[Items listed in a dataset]
————————
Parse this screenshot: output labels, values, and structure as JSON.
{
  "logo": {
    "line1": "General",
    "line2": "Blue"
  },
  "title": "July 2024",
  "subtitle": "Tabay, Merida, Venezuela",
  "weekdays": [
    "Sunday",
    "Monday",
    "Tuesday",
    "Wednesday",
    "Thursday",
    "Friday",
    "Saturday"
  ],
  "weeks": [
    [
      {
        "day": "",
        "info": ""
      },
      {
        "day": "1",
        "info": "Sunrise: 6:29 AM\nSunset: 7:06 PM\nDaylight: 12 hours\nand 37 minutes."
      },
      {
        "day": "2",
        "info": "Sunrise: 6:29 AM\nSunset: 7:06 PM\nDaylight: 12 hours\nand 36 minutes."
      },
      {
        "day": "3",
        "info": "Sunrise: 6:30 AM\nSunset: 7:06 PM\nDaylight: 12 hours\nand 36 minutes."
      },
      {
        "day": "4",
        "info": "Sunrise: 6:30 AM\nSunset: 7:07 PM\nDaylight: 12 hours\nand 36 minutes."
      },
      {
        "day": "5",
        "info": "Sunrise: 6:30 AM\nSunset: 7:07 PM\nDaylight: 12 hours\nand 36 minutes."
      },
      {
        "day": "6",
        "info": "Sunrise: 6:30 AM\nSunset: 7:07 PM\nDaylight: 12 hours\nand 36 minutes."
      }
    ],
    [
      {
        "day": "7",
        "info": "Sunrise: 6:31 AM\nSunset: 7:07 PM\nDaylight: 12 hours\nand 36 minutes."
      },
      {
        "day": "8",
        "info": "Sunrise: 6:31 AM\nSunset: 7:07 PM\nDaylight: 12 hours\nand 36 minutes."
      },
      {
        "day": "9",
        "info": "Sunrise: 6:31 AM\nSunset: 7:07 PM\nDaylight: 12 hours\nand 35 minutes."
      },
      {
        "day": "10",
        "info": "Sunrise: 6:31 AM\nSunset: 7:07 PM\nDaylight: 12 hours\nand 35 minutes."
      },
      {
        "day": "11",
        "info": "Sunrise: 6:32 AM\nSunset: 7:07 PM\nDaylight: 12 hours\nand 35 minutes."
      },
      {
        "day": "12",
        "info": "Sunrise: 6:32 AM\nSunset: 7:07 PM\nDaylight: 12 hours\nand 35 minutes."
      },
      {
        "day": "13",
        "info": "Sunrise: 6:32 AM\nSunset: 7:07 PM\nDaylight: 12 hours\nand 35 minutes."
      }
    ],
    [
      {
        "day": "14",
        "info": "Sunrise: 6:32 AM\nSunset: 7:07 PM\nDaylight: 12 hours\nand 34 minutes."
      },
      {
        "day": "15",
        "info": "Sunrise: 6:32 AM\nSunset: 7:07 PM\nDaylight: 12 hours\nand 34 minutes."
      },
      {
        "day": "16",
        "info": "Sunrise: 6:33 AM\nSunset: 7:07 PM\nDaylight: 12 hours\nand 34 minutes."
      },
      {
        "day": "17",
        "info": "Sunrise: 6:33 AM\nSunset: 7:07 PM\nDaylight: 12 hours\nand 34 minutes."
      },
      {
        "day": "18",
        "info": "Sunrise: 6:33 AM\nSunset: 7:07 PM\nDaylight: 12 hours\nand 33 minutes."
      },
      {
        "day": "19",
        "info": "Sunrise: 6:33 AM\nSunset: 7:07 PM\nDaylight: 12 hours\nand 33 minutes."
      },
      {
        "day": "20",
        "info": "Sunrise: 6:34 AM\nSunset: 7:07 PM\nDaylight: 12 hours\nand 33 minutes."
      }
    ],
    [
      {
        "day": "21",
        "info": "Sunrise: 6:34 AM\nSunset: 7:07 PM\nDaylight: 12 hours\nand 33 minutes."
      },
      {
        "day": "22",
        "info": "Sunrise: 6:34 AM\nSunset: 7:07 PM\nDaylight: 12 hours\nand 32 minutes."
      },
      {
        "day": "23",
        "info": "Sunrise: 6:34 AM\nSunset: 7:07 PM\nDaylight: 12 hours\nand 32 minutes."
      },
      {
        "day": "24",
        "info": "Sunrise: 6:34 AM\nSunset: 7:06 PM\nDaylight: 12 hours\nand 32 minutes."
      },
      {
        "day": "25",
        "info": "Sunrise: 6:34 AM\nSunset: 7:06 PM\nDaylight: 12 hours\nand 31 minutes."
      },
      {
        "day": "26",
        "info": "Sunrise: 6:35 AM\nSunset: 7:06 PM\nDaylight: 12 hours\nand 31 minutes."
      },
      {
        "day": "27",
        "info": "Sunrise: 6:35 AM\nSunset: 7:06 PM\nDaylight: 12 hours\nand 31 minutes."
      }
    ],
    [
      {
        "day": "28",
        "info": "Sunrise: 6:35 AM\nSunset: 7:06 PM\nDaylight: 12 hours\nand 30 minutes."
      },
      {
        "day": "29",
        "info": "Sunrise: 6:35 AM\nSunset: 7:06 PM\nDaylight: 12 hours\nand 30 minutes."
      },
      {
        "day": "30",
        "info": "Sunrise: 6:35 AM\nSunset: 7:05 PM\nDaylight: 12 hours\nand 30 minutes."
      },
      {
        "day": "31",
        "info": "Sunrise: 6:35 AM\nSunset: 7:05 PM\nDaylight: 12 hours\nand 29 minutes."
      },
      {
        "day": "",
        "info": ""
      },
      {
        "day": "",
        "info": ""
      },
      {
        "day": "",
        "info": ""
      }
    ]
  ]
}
————————
> _Exercise aim_
Return every record above exactly as it appears.

> _Solution_
Parse this screenshot: output labels, values, and structure as JSON.
{
  "logo": {
    "line1": "General",
    "line2": "Blue"
  },
  "title": "July 2024",
  "subtitle": "Tabay, Merida, Venezuela",
  "weekdays": [
    "Sunday",
    "Monday",
    "Tuesday",
    "Wednesday",
    "Thursday",
    "Friday",
    "Saturday"
  ],
  "weeks": [
    [
      {
        "day": "",
        "info": ""
      },
      {
        "day": "1",
        "info": "Sunrise: 6:29 AM\nSunset: 7:06 PM\nDaylight: 12 hours\nand 37 minutes."
      },
      {
        "day": "2",
        "info": "Sunrise: 6:29 AM\nSunset: 7:06 PM\nDaylight: 12 hours\nand 36 minutes."
      },
      {
        "day": "3",
        "info": "Sunrise: 6:30 AM\nSunset: 7:06 PM\nDaylight: 12 hours\nand 36 minutes."
      },
      {
        "day": "4",
        "info": "Sunrise: 6:30 AM\nSunset: 7:07 PM\nDaylight: 12 hours\nand 36 minutes."
      },
      {
        "day": "5",
        "info": "Sunrise: 6:30 AM\nSunset: 7:07 PM\nDaylight: 12 hours\nand 36 minutes."
      },
      {
        "day": "6",
        "info": "Sunrise: 6:30 AM\nSunset: 7:07 PM\nDaylight: 12 hours\nand 36 minutes."
      }
    ],
    [
      {
        "day": "7",
        "info": "Sunrise: 6:31 AM\nSunset: 7:07 PM\nDaylight: 12 hours\nand 36 minutes."
      },
      {
        "day": "8",
        "info": "Sunrise: 6:31 AM\nSunset: 7:07 PM\nDaylight: 12 hours\nand 36 minutes."
      },
      {
        "day": "9",
        "info": "Sunrise: 6:31 AM\nSunset: 7:07 PM\nDaylight: 12 hours\nand 35 minutes."
      },
      {
        "day": "10",
        "info": "Sunrise: 6:31 AM\nSunset: 7:07 PM\nDaylight: 12 hours\nand 35 minutes."
      },
      {
        "day": "11",
        "info": "Sunrise: 6:32 AM\nSunset: 7:07 PM\nDaylight: 12 hours\nand 35 minutes."
      },
      {
        "day": "12",
        "info": "Sunrise: 6:32 AM\nSunset: 7:07 PM\nDaylight: 12 hours\nand 35 minutes."
      },
      {
        "day": "13",
        "info": "Sunrise: 6:32 AM\nSunset: 7:07 PM\nDaylight: 12 hours\nand 35 minutes."
      }
    ],
    [
      {
        "day": "14",
        "info": "Sunrise: 6:32 AM\nSunset: 7:07 PM\nDaylight: 12 hours\nand 34 minutes."
      },
      {
        "day": "15",
        "info": "Sunrise: 6:32 AM\nSunset: 7:07 PM\nDaylight: 12 hours\nand 34 minutes."
      },
      {
        "day": "16",
        "info": "Sunrise: 6:33 AM\nSunset: 7:07 PM\nDaylight: 12 hours\nand 34 minutes."
      },
      {
        "day": "17",
        "info": "Sunrise: 6:33 AM\nSunset: 7:07 PM\nDaylight: 12 hours\nand 34 minutes."
      },
      {
        "day": "18",
        "info": "Sunrise: 6:33 AM\nSunset: 7:07 PM\nDaylight: 12 hours\nand 33 minutes."
      },
      {
        "day": "19",
        "info": "Sunrise: 6:33 AM\nSunset: 7:07 PM\nDaylight: 12 hours\nand 33 minutes."
      },
      {
        "day": "20",
        "info": "Sunrise: 6:34 AM\nSunset: 7:07 PM\nDaylight: 12 hours\nand 33 minutes."
      }
    ],
    [
      {
        "day": "21",
        "info": "Sunrise: 6:34 AM\nSunset: 7:07 PM\nDaylight: 12 hours\nand 33 minutes."
      },
      {
        "day": "22",
        "info": "Sunrise: 6:34 AM\nSunset: 7:07 PM\nDaylight: 12 hours\nand 32 minutes."
      },
      {
        "day": "23",
        "info": "Sunrise: 6:34 AM\nSunset: 7:07 PM\nDaylight: 12 hours\nand 32 minutes."
      },
      {
        "day": "24",
        "info": "Sunrise: 6:34 AM\nSunset: 7:06 PM\nDaylight: 12 hours\nand 32 minutes."
      },
      {
        "day": "25",
        "info": "Sunrise: 6:34 AM\nSunset: 7:06 PM\nDaylight: 12 hours\nand 31 minutes."
      },
      {
        "day": "26",
        "info": "Sunrise: 6:35 AM\nSunset: 7:06 PM\nDaylight: 12 hours\nand 31 minutes."
      },
      {
        "day": "27",
        "info": "Sunrise: 6:35 AM\nSunset: 7:06 PM\nDaylight: 12 hours\nand 31 minutes."
      }
    ],
    [
      {
        "day": "28",
        "info": "Sunrise: 6:35 AM\nSunset: 7:06 PM\nDaylight: 12 hours\nand 30 minutes."
      },
      {
        "day": "29",
        "info": "Sunrise: 6:35 AM\nSunset: 7:06 PM\nDaylight: 12 hours\nand 30 minutes."
      },
      {
        "day": "30",
        "info": "Sunrise: 6:35 AM\nSunset: 7:05 PM\nDaylight: 12 hours\nand 30 minutes."
      },
      {
        "day": "31",
        "info": "Sunrise: 6:35 AM\nSunset: 7:05 PM\nDaylight: 12 hours\nand 29 minutes."
      },
      {
        "day": "",
        "info": ""
      },
      {
        "day": "",
        "info": ""
      },
      {
        "day": "",
        "info": ""
      }
    ]
  ]
}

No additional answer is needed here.